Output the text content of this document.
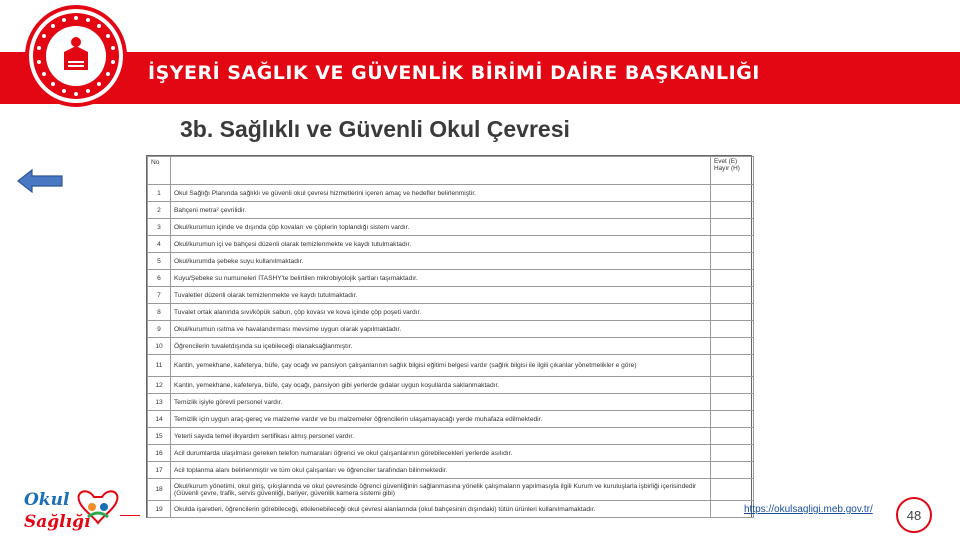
İŞYERİ SAĞLIK VE GÜVENLİK BİRİMİ DAİRE BAŞKANLIĞI
3b. Sağlıklı ve Güvenli Okul Çevresi
No		Evet (E) Hayır (H)
1	Okul Sağlığı Planında sağlıklı ve güvenli okul çevresi hizmetlerini içeren amaç ve hedefler belirlenmiştir.	
2	Bahçeni metra² çevrilidir.	
3	Okul/kurumun içinde ve dışında çöp kovaları ve çöplerin toplandığı sistem vardır.	
4	Okul/kurumun içi ve bahçesi düzenli olarak temizlenmekte ve kaydı tutulmaktadır.	
5	Okul/kurumda şebeke suyu kullanılmaktadır.	
6	Kuyu/Şebeke su numuneleri İTASHY'te belirtilen mikrobiyolojik şartları taşımaktadır.	
7	Tuvaletler düzenli olarak temizlenmekte ve kaydı tutulmaktadır.	
8	Tuvalet ortak alanında sıvı/köpük sabun, çöp kovası ve kova içinde çöp poşeti vardır.	
9	Okul/kurumun ısıtma ve havalandırması mevsime uygun olarak yapılmaktadır.	
10	Öğrencilerin tuvaletdışında su içebileceği olanaksağlanmıştır.	
11	Kantin, yemekhane, kafeterya, büfe, çay ocağı ve pansiyon çalışanlarının sağlık bilgisi eğitimi belgesi vardır (sağlık bilgisi ile ilgili çıkanlar yönetmelikler e göre)	
12	Kantin, yemekhane, kafeterya, büfe, çay ocağı, pansiyon gibi yerlerde gıdalar uygun koşullarda saklanmaktadır.	
13	Temizlik işiyle görevli personel vardır.	
14	Temizlik için uygun araç-gereç ve malzeme vardır ve bu malzemeler öğrencilerin ulaşamayacağı yerde muhafaza edilmektedir.	
15	Yeterli sayıda temel ilkyardım sertifikası almış personel vardır.	
16	Acil durumlarda ulaşılması gereken telefon numaraları öğrenci ve okul çalışanlarının görebilecekleri yerlerde asılıdır.	
17	Acil toplanma alanı belirlenmiştir ve tüm okul çalışanları ve öğrenciler tarafından bilinmektedir.	
18	Okul/kurum yönetimi, okul giriş, çıkışlarında ve okul çevresinde öğrenci güvenliğinin sağlanmasına yönelik çalışmaların yapılmasıyla ilgili Kurum ve kuruluşlarla işbirliği içerisindedir (Güvenli çevre, trafik, servis güvenliği, bariyer, güvenlik kamera sistemi gibi)	
19	Okulda işaretleri, öğrencilerin görebileceği, etkilenebileceği okul çevresi alanlarında (okul bahçesinin dışındaki) tütün ürünleri kullanılmamaktadır.	
Okul
Sağlığı
https://okulsagligi.meb.gov.tr/	48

WORK TO COMPLETE
Transcribe the records above exactly, leaving out every picture.

TASK SOLUTION
Output the text content of this document.
İŞYERİ SAĞLIK VE GÜVENLİK BİRİMİ DAİRE BAŞKANLIĞI
3b. Sağlıklı ve Güvenli Okul Çevresi
No		Evet (E) Hayır (H)
1	Okul Sağlığı Planında sağlıklı ve güvenli okul çevresi hizmetlerini içeren amaç ve hedefler belirlenmiştir.	
2	Bahçeni metra² çevrilidir.	
3	Okul/kurumun içinde ve dışında çöp kovaları ve çöplerin toplandığı sistem vardır.	
4	Okul/kurumun içi ve bahçesi düzenli olarak temizlenmekte ve kaydı tutulmaktadır.	
5	Okul/kurumda şebeke suyu kullanılmaktadır.	
6	Kuyu/Şebeke su numuneleri İTASHY'te belirtilen mikrobiyolojik şartları taşımaktadır.	
7	Tuvaletler düzenli olarak temizlenmekte ve kaydı tutulmaktadır.	
8	Tuvalet ortak alanında sıvı/köpük sabun, çöp kovası ve kova içinde çöp poşeti vardır.	
9	Okul/kurumun ısıtma ve havalandırması mevsime uygun olarak yapılmaktadır.	
10	Öğrencilerin tuvaletdışında su içebileceği olanaksağlanmıştır.	
11	Kantin, yemekhane, kafeterya, büfe, çay ocağı ve pansiyon çalışanlarının sağlık bilgisi eğitimi belgesi vardır (sağlık bilgisi ile ilgili çıkanlar yönetmelikler e göre)	
12	Kantin, yemekhane, kafeterya, büfe, çay ocağı, pansiyon gibi yerlerde gıdalar uygun koşullarda saklanmaktadır.	
13	Temizlik işiyle görevli personel vardır.	
14	Temizlik için uygun araç-gereç ve malzeme vardır ve bu malzemeler öğrencilerin ulaşamayacağı yerde muhafaza edilmektedir.	
15	Yeterli sayıda temel ilkyardım sertifikası almış personel vardır.	
16	Acil durumlarda ulaşılması gereken telefon numaraları öğrenci ve okul çalışanlarının görebilecekleri yerlerde asılıdır.	
17	Acil toplanma alanı belirlenmiştir ve tüm okul çalışanları ve öğrenciler tarafından bilinmektedir.	
18	Okul/kurum yönetimi, okul giriş, çıkışlarında ve okul çevresinde öğrenci güvenliğinin sağlanmasına yönelik çalışmaların yapılmasıyla ilgili Kurum ve kuruluşlarla işbirliği içerisindedir (Güvenli çevre, trafik, servis güvenliği, bariyer, güvenlik kamera sistemi gibi)	
19	Okulda işaretleri, öğrencilerin görebileceği, etkilenebileceği okul çevresi alanlarında (okul bahçesinin dışındaki) tütün ürünleri kullanılmamaktadır.	
Okul
Sağlığı
https://okulsagligi.meb.gov.tr/	48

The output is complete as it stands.